▸ **Task objective**: Identify, in the records below, every line where the string "assign" appears, and copy each such line.

▸ **Dataset entries**:
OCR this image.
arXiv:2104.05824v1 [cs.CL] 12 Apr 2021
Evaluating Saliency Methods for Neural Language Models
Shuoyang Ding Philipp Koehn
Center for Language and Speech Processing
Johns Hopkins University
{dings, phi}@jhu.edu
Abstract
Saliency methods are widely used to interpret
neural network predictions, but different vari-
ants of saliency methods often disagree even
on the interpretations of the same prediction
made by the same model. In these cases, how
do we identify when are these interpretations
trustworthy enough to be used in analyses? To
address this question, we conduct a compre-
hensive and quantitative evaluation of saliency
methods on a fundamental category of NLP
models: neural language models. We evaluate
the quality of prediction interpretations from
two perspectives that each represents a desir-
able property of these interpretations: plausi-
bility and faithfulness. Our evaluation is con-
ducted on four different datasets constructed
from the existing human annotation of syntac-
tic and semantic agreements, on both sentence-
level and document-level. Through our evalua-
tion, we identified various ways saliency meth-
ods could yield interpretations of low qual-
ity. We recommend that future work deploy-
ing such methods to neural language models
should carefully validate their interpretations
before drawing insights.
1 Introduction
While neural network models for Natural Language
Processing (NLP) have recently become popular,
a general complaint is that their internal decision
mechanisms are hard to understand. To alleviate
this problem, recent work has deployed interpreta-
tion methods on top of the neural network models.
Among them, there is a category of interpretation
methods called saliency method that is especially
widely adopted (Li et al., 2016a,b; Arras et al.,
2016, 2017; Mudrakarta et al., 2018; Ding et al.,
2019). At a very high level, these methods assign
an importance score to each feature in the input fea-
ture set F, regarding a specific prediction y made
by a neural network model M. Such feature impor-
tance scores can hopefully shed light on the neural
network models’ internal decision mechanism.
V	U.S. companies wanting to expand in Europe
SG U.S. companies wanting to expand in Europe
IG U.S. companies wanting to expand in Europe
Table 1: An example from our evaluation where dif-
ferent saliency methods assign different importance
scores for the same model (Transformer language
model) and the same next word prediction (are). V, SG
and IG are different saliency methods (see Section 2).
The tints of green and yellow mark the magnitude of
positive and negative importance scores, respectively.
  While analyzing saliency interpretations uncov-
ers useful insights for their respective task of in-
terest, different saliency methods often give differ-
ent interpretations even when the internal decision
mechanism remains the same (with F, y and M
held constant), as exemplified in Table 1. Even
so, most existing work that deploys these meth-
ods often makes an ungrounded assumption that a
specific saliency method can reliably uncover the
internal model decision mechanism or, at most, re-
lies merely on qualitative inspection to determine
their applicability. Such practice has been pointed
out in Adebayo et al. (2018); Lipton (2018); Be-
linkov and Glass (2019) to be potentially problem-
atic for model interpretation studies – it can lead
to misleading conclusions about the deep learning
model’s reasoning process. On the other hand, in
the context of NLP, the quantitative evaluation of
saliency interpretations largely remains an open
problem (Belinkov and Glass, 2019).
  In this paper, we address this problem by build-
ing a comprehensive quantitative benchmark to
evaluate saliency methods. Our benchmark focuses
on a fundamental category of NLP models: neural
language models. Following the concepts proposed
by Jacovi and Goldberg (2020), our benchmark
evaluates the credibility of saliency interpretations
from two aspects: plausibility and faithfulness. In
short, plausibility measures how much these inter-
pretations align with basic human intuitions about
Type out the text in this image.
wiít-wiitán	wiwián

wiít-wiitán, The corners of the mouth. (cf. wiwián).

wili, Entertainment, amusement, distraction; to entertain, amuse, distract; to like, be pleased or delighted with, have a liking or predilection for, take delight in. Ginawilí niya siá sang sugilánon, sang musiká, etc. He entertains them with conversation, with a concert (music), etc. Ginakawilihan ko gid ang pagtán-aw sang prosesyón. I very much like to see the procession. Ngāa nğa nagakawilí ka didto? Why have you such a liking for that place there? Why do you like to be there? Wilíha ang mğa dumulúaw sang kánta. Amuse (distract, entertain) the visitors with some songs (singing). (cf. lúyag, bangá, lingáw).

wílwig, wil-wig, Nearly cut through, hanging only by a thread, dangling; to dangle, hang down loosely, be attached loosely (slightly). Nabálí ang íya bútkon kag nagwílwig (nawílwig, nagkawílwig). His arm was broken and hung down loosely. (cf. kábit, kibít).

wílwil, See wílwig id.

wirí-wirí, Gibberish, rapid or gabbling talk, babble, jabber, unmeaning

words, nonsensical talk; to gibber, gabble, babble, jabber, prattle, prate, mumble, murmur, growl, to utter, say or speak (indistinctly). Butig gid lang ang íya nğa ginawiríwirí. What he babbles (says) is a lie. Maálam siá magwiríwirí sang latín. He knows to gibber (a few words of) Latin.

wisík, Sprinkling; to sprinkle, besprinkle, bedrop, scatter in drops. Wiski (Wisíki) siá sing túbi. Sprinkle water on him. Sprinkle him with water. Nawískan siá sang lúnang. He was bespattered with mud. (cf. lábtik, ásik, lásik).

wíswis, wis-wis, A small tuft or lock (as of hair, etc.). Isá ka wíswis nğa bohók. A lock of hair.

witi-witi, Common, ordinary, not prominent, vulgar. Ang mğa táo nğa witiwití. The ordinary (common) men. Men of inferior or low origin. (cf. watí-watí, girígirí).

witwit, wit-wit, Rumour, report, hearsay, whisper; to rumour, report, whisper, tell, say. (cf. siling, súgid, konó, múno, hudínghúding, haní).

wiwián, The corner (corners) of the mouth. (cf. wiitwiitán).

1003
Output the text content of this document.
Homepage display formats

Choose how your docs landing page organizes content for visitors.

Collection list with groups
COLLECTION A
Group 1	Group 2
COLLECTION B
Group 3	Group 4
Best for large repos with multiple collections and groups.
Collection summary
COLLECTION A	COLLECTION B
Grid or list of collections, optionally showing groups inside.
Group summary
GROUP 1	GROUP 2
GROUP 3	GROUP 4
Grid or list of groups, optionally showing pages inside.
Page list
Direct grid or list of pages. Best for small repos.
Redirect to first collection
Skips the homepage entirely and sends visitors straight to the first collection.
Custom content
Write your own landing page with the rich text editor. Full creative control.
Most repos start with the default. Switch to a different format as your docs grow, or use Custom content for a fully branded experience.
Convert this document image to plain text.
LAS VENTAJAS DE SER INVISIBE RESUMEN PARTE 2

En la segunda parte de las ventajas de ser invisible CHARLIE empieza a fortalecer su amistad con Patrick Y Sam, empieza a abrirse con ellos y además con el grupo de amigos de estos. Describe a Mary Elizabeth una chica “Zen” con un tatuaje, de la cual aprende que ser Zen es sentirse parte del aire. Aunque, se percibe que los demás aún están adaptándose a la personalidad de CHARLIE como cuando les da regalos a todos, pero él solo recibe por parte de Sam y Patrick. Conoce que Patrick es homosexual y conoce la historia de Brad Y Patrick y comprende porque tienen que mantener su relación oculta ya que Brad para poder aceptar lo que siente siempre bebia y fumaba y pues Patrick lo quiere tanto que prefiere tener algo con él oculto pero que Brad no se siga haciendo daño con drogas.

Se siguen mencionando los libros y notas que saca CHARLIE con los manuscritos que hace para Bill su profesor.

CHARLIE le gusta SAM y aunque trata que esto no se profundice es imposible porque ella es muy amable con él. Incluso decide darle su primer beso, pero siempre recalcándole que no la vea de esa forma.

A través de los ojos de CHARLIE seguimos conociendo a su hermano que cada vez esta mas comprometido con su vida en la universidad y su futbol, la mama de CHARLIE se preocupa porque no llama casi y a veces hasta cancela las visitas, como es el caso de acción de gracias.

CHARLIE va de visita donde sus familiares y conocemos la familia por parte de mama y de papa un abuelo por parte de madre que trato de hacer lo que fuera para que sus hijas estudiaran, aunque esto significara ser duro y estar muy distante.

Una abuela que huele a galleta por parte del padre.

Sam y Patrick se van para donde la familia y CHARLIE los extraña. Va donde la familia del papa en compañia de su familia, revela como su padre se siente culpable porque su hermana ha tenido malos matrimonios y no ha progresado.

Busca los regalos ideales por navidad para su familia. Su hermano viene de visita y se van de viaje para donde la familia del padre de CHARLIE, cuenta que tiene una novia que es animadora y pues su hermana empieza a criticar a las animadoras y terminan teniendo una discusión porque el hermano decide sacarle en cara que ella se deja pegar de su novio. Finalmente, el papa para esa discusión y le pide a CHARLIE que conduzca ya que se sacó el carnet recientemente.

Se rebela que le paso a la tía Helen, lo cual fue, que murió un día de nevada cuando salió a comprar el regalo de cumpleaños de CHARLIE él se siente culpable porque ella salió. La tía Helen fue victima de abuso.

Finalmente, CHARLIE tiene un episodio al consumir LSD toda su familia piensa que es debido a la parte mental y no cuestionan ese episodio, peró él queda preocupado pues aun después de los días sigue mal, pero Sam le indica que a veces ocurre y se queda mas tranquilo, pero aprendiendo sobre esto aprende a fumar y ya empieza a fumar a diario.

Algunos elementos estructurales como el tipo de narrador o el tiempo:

▸ **Result of the exercise**:
2019). At a very high level, these methods assign
ferent saliency methods assign different importance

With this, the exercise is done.